Dataset rows:
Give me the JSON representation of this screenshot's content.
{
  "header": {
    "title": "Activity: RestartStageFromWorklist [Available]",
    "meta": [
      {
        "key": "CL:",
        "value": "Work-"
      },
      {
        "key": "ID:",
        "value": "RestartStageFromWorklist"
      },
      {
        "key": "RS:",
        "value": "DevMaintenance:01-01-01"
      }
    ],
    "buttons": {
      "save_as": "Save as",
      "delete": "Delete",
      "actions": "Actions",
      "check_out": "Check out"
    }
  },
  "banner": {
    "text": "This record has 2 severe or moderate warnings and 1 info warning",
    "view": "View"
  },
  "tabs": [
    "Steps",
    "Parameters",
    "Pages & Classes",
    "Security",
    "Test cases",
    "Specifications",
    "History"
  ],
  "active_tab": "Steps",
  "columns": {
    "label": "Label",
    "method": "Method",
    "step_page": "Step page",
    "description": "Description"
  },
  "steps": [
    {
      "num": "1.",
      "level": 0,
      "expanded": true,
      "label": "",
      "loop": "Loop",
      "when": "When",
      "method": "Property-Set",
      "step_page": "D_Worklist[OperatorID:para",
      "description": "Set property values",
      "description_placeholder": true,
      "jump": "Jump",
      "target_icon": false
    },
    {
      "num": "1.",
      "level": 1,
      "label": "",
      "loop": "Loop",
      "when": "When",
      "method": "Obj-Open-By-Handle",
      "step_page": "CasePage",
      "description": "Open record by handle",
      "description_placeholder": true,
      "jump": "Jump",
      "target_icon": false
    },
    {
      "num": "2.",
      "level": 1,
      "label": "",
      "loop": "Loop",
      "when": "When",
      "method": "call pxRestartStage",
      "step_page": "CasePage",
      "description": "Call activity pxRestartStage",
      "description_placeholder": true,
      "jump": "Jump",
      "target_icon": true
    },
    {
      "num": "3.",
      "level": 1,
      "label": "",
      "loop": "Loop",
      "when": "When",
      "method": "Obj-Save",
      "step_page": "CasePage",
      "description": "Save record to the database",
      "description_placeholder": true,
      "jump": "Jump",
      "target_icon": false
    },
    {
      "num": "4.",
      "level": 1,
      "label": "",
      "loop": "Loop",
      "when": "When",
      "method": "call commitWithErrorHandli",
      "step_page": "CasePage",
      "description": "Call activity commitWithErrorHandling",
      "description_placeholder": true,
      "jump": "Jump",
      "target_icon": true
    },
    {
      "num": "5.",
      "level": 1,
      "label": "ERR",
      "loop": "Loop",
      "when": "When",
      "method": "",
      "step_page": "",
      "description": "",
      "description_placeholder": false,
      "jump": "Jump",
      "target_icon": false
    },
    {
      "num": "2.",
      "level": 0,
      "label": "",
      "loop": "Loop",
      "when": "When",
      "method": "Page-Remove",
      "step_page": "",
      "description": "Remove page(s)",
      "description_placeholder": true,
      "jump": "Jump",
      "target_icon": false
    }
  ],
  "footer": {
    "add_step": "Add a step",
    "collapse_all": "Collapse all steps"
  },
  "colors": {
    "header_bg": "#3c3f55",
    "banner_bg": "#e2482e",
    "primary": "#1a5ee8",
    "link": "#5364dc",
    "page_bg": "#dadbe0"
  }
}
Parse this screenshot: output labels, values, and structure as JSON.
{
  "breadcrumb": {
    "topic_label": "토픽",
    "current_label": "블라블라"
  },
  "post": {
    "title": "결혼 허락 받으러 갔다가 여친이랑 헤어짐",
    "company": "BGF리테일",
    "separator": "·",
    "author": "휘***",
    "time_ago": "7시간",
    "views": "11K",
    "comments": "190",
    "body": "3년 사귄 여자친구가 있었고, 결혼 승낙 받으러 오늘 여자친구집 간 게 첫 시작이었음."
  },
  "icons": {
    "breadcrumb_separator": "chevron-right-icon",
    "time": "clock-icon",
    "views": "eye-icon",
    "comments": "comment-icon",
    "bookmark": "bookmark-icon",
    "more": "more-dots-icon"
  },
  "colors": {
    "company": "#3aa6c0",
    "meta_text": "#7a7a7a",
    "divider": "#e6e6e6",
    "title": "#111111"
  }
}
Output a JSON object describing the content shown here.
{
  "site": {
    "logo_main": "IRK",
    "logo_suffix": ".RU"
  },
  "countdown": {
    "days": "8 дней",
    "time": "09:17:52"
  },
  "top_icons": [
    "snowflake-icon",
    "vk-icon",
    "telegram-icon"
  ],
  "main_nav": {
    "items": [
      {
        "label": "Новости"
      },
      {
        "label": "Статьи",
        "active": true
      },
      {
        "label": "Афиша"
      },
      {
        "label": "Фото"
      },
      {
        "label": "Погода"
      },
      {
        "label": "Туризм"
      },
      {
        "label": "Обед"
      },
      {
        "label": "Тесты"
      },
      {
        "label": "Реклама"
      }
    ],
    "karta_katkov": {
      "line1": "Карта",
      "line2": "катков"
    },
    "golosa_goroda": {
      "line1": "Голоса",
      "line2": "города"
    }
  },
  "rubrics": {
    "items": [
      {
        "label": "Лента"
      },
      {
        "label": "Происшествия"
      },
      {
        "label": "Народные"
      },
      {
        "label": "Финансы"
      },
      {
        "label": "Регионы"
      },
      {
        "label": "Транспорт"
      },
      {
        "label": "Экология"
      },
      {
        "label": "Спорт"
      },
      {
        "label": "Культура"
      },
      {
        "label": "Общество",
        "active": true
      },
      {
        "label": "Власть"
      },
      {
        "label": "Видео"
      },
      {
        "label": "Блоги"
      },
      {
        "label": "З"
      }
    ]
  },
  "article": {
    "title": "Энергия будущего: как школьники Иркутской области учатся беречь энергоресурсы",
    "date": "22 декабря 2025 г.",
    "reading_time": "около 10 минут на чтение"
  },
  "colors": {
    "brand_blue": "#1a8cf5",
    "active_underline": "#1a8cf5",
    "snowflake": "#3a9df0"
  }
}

WHAT IS ASKED:
Quote all of the entries exactly as they appear.

WRITTEN REPLY:
Give me the JSON representation of this screenshot's content.
{
  "header": {
    "title": "Activity: RestartStageFromWorklist [Available]",
    "meta": [
      {
        "key": "CL:",
        "value": "Work-"
      },
      {
        "key": "ID:",
        "value": "RestartStageFromWorklist"
      },
      {
        "key": "RS:",
        "value": "DevMaintenance:01-01-01"
      }
    ],
    "buttons": {
      "save_as": "Save as",
      "delete": "Delete",
      "actions": "Actions",
      "check_out": "Check out"
    }
  },
  "banner": {
    "text": "This record has 2 severe or moderate warnings and 1 info warning",
    "view": "View"
  },
  "tabs": [
    "Steps",
    "Parameters",
    "Pages & Classes",
    "Security",
    "Test cases",
    "Specifications",
    "History"
  ],
  "active_tab": "Steps",
  "columns": {
    "label": "Label",
    "method": "Method",
    "step_page": "Step page",
    "description": "Description"
  },
  "steps": [
    {
      "num": "1.",
      "level": 0,
      "expanded": true,
      "label": "",
      "loop": "Loop",
      "when": "When",
      "method": "Property-Set",
      "step_page": "D_Worklist[OperatorID:para",
      "description": "Set property values",
      "description_placeholder": true,
      "jump": "Jump",
      "target_icon": false
    },
    {
      "num": "1.",
      "level": 1,
      "label": "",
      "loop": "Loop",
      "when": "When",
      "method": "Obj-Open-By-Handle",
      "step_page": "CasePage",
      "description": "Open record by handle",
      "description_placeholder": true,
      "jump": "Jump",
      "target_icon": false
    },
    {
      "num": "2.",
      "level": 1,
      "label": "",
      "loop": "Loop",
      "when": "When",
      "method": "call pxRestartStage",
      "step_page": "CasePage",
      "description": "Call activity pxRestartStage",
      "description_placeholder": true,
      "jump": "Jump",
      "target_icon": true
    },
    {
      "num": "3.",
      "level": 1,
      "label": "",
      "loop": "Loop",
      "when": "When",
      "method": "Obj-Save",
      "step_page": "CasePage",
      "description": "Save record to the database",
      "description_placeholder": true,
      "jump": "Jump",
      "target_icon": false
    },
    {
      "num": "4.",
      "level": 1,
      "label": "",
      "loop": "Loop",
      "when": "When",
      "method": "call commitWithErrorHandli",
      "step_page": "CasePage",
      "description": "Call activity commitWithErrorHandling",
      "description_placeholder": true,
      "jump": "Jump",
      "target_icon": true
    },
    {
      "num": "5.",
      "level": 1,
      "label": "ERR",
      "loop": "Loop",
      "when": "When",
      "method": "",
      "step_page": "",
      "description": "",
      "description_placeholder": false,
      "jump": "Jump",
      "target_icon": false
    },
    {
      "num": "2.",
      "level": 0,
      "label": "",
      "loop": "Loop",
      "when": "When",
      "method": "Page-Remove",
      "step_page": "",
      "description": "Remove page(s)",
      "description_placeholder": true,
      "jump": "Jump",
      "target_icon": false
    }
  ],
  "footer": {
    "add_step": "Add a step",
    "collapse_all": "Collapse all steps"
  },
  "colors": {
    "header_bg": "#3c3f55",
    "banner_bg": "#e2482e",
    "primary": "#1a5ee8",
    "link": "#5364dc",
    "page_bg": "#dadbe0"
  }
}
Parse this screenshot: output labels, values, and structure as JSON.
{
  "breadcrumb": {
    "topic_label": "토픽",
    "current_label": "블라블라"
  },
  "post": {
    "title": "결혼 허락 받으러 갔다가 여친이랑 헤어짐",
    "company": "BGF리테일",
    "separator": "·",
    "author": "휘***",
    "time_ago": "7시간",
    "views": "11K",
    "comments": "190",
    "body": "3년 사귄 여자친구가 있었고, 결혼 승낙 받으러 오늘 여자친구집 간 게 첫 시작이었음."
  },
  "icons": {
    "breadcrumb_separator": "chevron-right-icon",
    "time": "clock-icon",
    "views": "eye-icon",
    "comments": "comment-icon",
    "bookmark": "bookmark-icon",
    "more": "more-dots-icon"
  },
  "colors": {
    "company": "#3aa6c0",
    "meta_text": "#7a7a7a",
    "divider": "#e6e6e6",
    "title": "#111111"
  }
}
Output a JSON object describing the content shown here.
{
  "site": {
    "logo_main": "IRK",
    "logo_suffix": ".RU"
  },
  "countdown": {
    "days": "8 дней",
    "time": "09:17:52"
  },
  "top_icons": [
    "snowflake-icon",
    "vk-icon",
    "telegram-icon"
  ],
  "main_nav": {
    "items": [
      {
        "label": "Новости"
      },
      {
        "label": "Статьи",
        "active": true
      },
      {
        "label": "Афиша"
      },
      {
        "label": "Фото"
      },
      {
        "label": "Погода"
      },
      {
        "label": "Туризм"
      },
      {
        "label": "Обед"
      },
      {
        "label": "Тесты"
      },
      {
        "label": "Реклама"
      }
    ],
    "karta_katkov": {
      "line1": "Карта",
      "line2": "катков"
    },
    "golosa_goroda": {
      "line1": "Голоса",
      "line2": "города"
    }
  },
  "rubrics": {
    "items": [
      {
        "label": "Лента"
      },
      {
        "label": "Происшествия"
      },
      {
        "label": "Народные"
      },
      {
        "label": "Финансы"
      },
      {
        "label": "Регионы"
      },
      {
        "label": "Транспорт"
      },
      {
        "label": "Экология"
      },
      {
        "label": "Спорт"
      },
      {
        "label": "Культура"
      },
      {
        "label": "Общество",
        "active": true
      },
      {
        "label": "Власть"
      },
      {
        "label": "Видео"
      },
      {
        "label": "Блоги"
      },
      {
        "label": "З"
      }
    ]
  },
  "article": {
    "title": "Энергия будущего: как школьники Иркутской области учатся беречь энергоресурсы",
    "date": "22 декабря 2025 г.",
    "reading_time": "около 10 минут на чтение"
  },
  "colors": {
    "brand_blue": "#1a8cf5",
    "active_underline": "#1a8cf5",
    "snowflake": "#3a9df0"
  }
}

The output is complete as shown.